- _Supplied data_
::::

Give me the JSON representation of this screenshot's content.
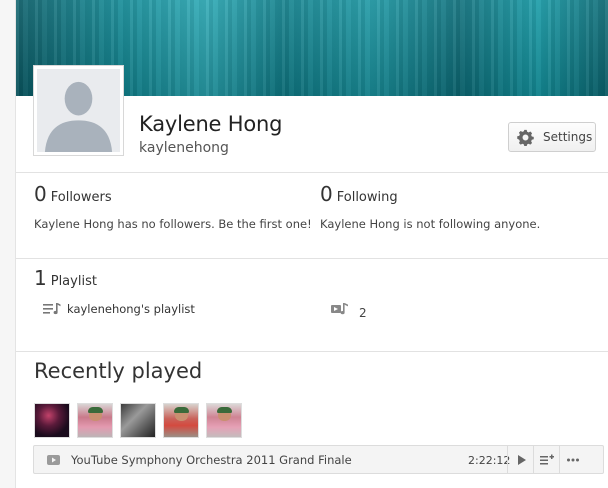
{
  "profile": {
    "name": "Kaylene Hong",
    "username": "kaylenehong",
    "settings_label": "Settings"
  },
  "followers": {
    "count": "0",
    "label": "Followers",
    "note": "Kaylene Hong has no followers. Be the first one!"
  },
  "following": {
    "count": "0",
    "label": "Following",
    "note": "Kaylene Hong is not following anyone."
  },
  "playlists": {
    "count": "1",
    "label": "Playlist",
    "items": [
      {
        "name": "kaylenehong's playlist",
        "track_count": "2"
      }
    ]
  },
  "recently_played": {
    "title": "Recently played",
    "track": {
      "title": "YouTube Symphony Orchestra 2011 Grand Finale",
      "duration": "2:22:12"
    }
  },
  "colors": {
    "banner": "#118a96",
    "accent": "#2aa8b4"
  }
}
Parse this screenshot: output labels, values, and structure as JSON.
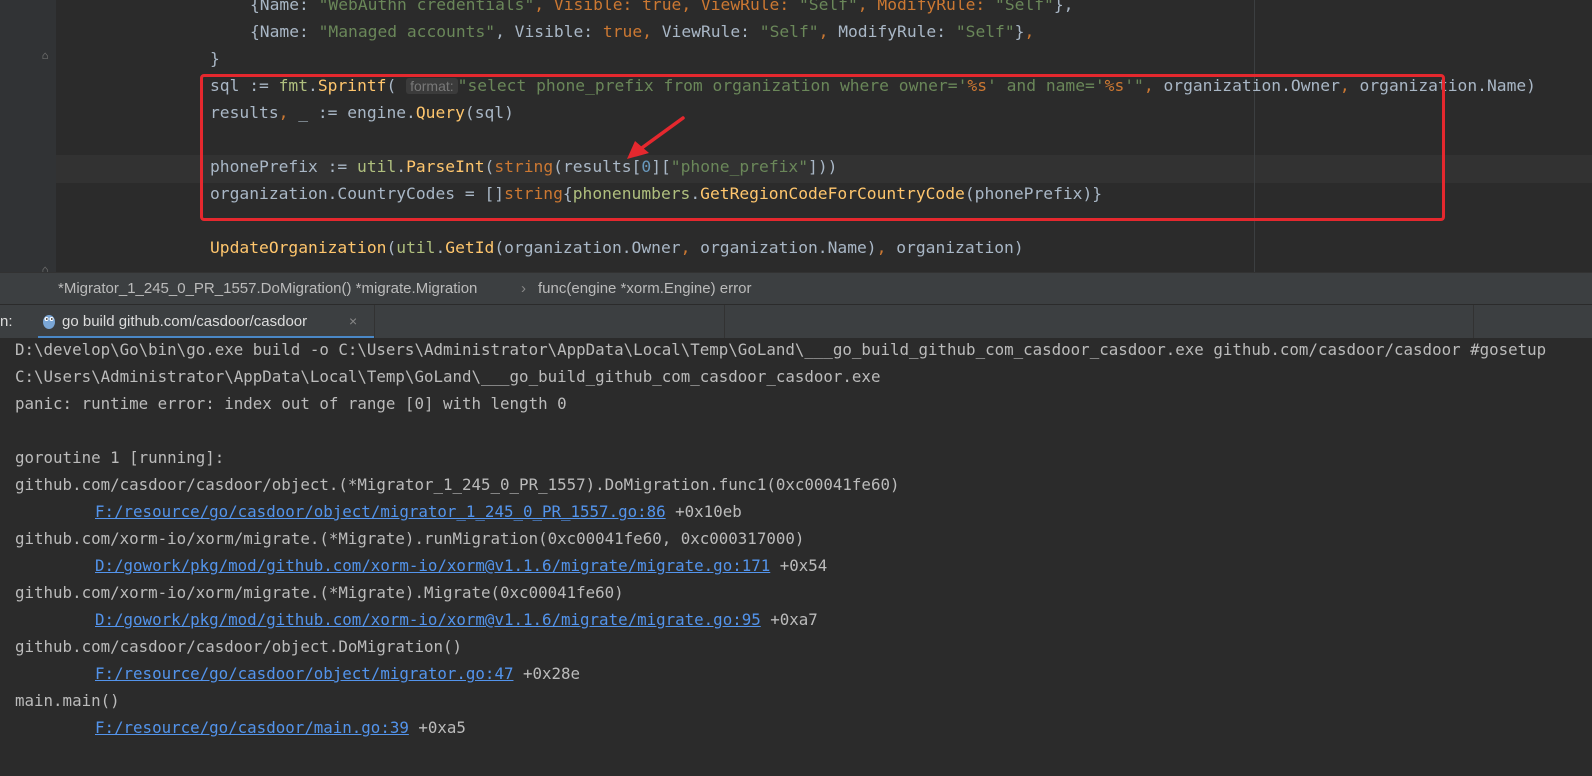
{
  "editor": {
    "lines": [
      {
        "pre": "{Name: ",
        "s1": "\"WebAuthn credentials\"",
        "a": ", Visible: ",
        "b": "true",
        "c": ", ViewRule: ",
        "s2": "\"Self\"",
        "d": ", ModifyRule: ",
        "s3": "\"Self\"",
        "e": "},"
      },
      {
        "pre": "{Name: ",
        "s1": "\"Managed accounts\"",
        "a": ", Visible: ",
        "b": "true",
        "c": ", ViewRule: ",
        "s2": "\"Self\"",
        "d": ", ModifyRule: ",
        "s3": "\"Self\"",
        "e": "},"
      }
    ],
    "close_brace": "}",
    "sql_line": {
      "var": "sql := ",
      "pkg": "fmt",
      "fn": "Sprintf",
      "hint": "format:",
      "str1": "\"select phone_prefix from organization where owner='",
      "fmt1": "%s",
      "str2": "' and name='",
      "fmt2": "%s",
      "str3": "'\"",
      "rest1": ", organization.Owner",
      "rest2": ", organization.Name)"
    },
    "results_line": {
      "a": "results",
      "b": ", ",
      "c": "_ := engine.",
      "fn": "Query",
      "d": "(sql)"
    },
    "phone_line": {
      "a": "phonePrefix := ",
      "pkg": "util",
      "b": ".",
      "fn": "ParseInt",
      "c": "(",
      "kw": "string",
      "d": "(results[",
      "num": "0",
      "e": "][",
      "str": "\"phone_prefix\"",
      "f": "]))"
    },
    "codes_line": {
      "a": "organization.CountryCodes = []",
      "kw": "string",
      "b": "{",
      "pkg": "phonenumbers",
      "c": ".",
      "fn": "GetRegionCodeForCountryCode",
      "d": "(phonePrefix)}"
    },
    "update_line": {
      "fn": "UpdateOrganization",
      "a": "(",
      "pkg": "util",
      "b": ".",
      "fn2": "GetId",
      "c": "(organization.Owner",
      "d": ", organization.Name)",
      "e": ", organization)"
    }
  },
  "breadcrumb": {
    "item1": "*Migrator_1_245_0_PR_1557.DoMigration() *migrate.Migration",
    "separator": "›",
    "item2": "func(engine *xorm.Engine) error"
  },
  "run_panel": {
    "label": "n:",
    "tab_title": "go build github.com/casdoor/casdoor",
    "close": "×"
  },
  "console": {
    "line1": "D:\\develop\\Go\\bin\\go.exe build -o C:\\Users\\Administrator\\AppData\\Local\\Temp\\GoLand\\___go_build_github_com_casdoor_casdoor.exe github.com/casdoor/casdoor #gosetup",
    "line2": "C:\\Users\\Administrator\\AppData\\Local\\Temp\\GoLand\\___go_build_github_com_casdoor_casdoor.exe",
    "line3": "panic: runtime error: index out of range [0] with length 0",
    "line5": "goroutine 1 [running]:",
    "line6": "github.com/casdoor/casdoor/object.(*Migrator_1_245_0_PR_1557).DoMigration.func1(0xc00041fe60)",
    "link7": "F:/resource/go/casdoor/object/migrator_1_245_0_PR_1557.go:86",
    "off7": " +0x10eb",
    "line8": "github.com/xorm-io/xorm/migrate.(*Migrate).runMigration(0xc00041fe60, 0xc000317000)",
    "link9": "D:/gowork/pkg/mod/github.com/xorm-io/xorm@v1.1.6/migrate/migrate.go:171",
    "off9": " +0x54",
    "line10": "github.com/xorm-io/xorm/migrate.(*Migrate).Migrate(0xc00041fe60)",
    "link11": "D:/gowork/pkg/mod/github.com/xorm-io/xorm@v1.1.6/migrate/migrate.go:95",
    "off11": " +0xa7",
    "line12": "github.com/casdoor/casdoor/object.DoMigration()",
    "link13": "F:/resource/go/casdoor/object/migrator.go:47",
    "off13": " +0x28e",
    "line14": "main.main()",
    "link15": "F:/resource/go/casdoor/main.go:39",
    "off15": " +0xa5"
  },
  "colors": {
    "highlight_box": "#e5282e",
    "arrow": "#e5282e",
    "link": "#5394ec"
  }
}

::::

- _Exercise instructions_
Go through the entries above and output them exactly, without pictures.

- _Correct result_
Give me the JSON representation of this screenshot's content.
{
  "profile": {
    "name": "Kaylene Hong",
    "username": "kaylenehong",
    "settings_label": "Settings"
  },
  "followers": {
    "count": "0",
    "label": "Followers",
    "note": "Kaylene Hong has no followers. Be the first one!"
  },
  "following": {
    "count": "0",
    "label": "Following",
    "note": "Kaylene Hong is not following anyone."
  },
  "playlists": {
    "count": "1",
    "label": "Playlist",
    "items": [
      {
        "name": "kaylenehong's playlist",
        "track_count": "2"
      }
    ]
  },
  "recently_played": {
    "title": "Recently played",
    "track": {
      "title": "YouTube Symphony Orchestra 2011 Grand Finale",
      "duration": "2:22:12"
    }
  },
  "colors": {
    "banner": "#118a96",
    "accent": "#2aa8b4"
  }
}
Parse this screenshot: output labels, values, and structure as JSON.
{
  "editor": {
    "lines": [
      {
        "pre": "{Name: ",
        "s1": "\"WebAuthn credentials\"",
        "a": ", Visible: ",
        "b": "true",
        "c": ", ViewRule: ",
        "s2": "\"Self\"",
        "d": ", ModifyRule: ",
        "s3": "\"Self\"",
        "e": "},"
      },
      {
        "pre": "{Name: ",
        "s1": "\"Managed accounts\"",
        "a": ", Visible: ",
        "b": "true",
        "c": ", ViewRule: ",
        "s2": "\"Self\"",
        "d": ", ModifyRule: ",
        "s3": "\"Self\"",
        "e": "},"
      }
    ],
    "close_brace": "}",
    "sql_line": {
      "var": "sql := ",
      "pkg": "fmt",
      "fn": "Sprintf",
      "hint": "format:",
      "str1": "\"select phone_prefix from organization where owner='",
      "fmt1": "%s",
      "str2": "' and name='",
      "fmt2": "%s",
      "str3": "'\"",
      "rest1": ", organization.Owner",
      "rest2": ", organization.Name)"
    },
    "results_line": {
      "a": "results",
      "b": ", ",
      "c": "_ := engine.",
      "fn": "Query",
      "d": "(sql)"
    },
    "phone_line": {
      "a": "phonePrefix := ",
      "pkg": "util",
      "b": ".",
      "fn": "ParseInt",
      "c": "(",
      "kw": "string",
      "d": "(results[",
      "num": "0",
      "e": "][",
      "str": "\"phone_prefix\"",
      "f": "]))"
    },
    "codes_line": {
      "a": "organization.CountryCodes = []",
      "kw": "string",
      "b": "{",
      "pkg": "phonenumbers",
      "c": ".",
      "fn": "GetRegionCodeForCountryCode",
      "d": "(phonePrefix)}"
    },
    "update_line": {
      "fn": "UpdateOrganization",
      "a": "(",
      "pkg": "util",
      "b": ".",
      "fn2": "GetId",
      "c": "(organization.Owner",
      "d": ", organization.Name)",
      "e": ", organization)"
    }
  },
  "breadcrumb": {
    "item1": "*Migrator_1_245_0_PR_1557.DoMigration() *migrate.Migration",
    "separator": "›",
    "item2": "func(engine *xorm.Engine) error"
  },
  "run_panel": {
    "label": "n:",
    "tab_title": "go build github.com/casdoor/casdoor",
    "close": "×"
  },
  "console": {
    "line1": "D:\\develop\\Go\\bin\\go.exe build -o C:\\Users\\Administrator\\AppData\\Local\\Temp\\GoLand\\___go_build_github_com_casdoor_casdoor.exe github.com/casdoor/casdoor #gosetup",
    "line2": "C:\\Users\\Administrator\\AppData\\Local\\Temp\\GoLand\\___go_build_github_com_casdoor_casdoor.exe",
    "line3": "panic: runtime error: index out of range [0] with length 0",
    "line5": "goroutine 1 [running]:",
    "line6": "github.com/casdoor/casdoor/object.(*Migrator_1_245_0_PR_1557).DoMigration.func1(0xc00041fe60)",
    "link7": "F:/resource/go/casdoor/object/migrator_1_245_0_PR_1557.go:86",
    "off7": " +0x10eb",
    "line8": "github.com/xorm-io/xorm/migrate.(*Migrate).runMigration(0xc00041fe60, 0xc000317000)",
    "link9": "D:/gowork/pkg/mod/github.com/xorm-io/xorm@v1.1.6/migrate/migrate.go:171",
    "off9": " +0x54",
    "line10": "github.com/xorm-io/xorm/migrate.(*Migrate).Migrate(0xc00041fe60)",
    "link11": "D:/gowork/pkg/mod/github.com/xorm-io/xorm@v1.1.6/migrate/migrate.go:95",
    "off11": " +0xa7",
    "line12": "github.com/casdoor/casdoor/object.DoMigration()",
    "link13": "F:/resource/go/casdoor/object/migrator.go:47",
    "off13": " +0x28e",
    "line14": "main.main()",
    "link15": "F:/resource/go/casdoor/main.go:39",
    "off15": " +0xa5"
  },
  "colors": {
    "highlight_box": "#e5282e",
    "arrow": "#e5282e",
    "link": "#5394ec"
  }
}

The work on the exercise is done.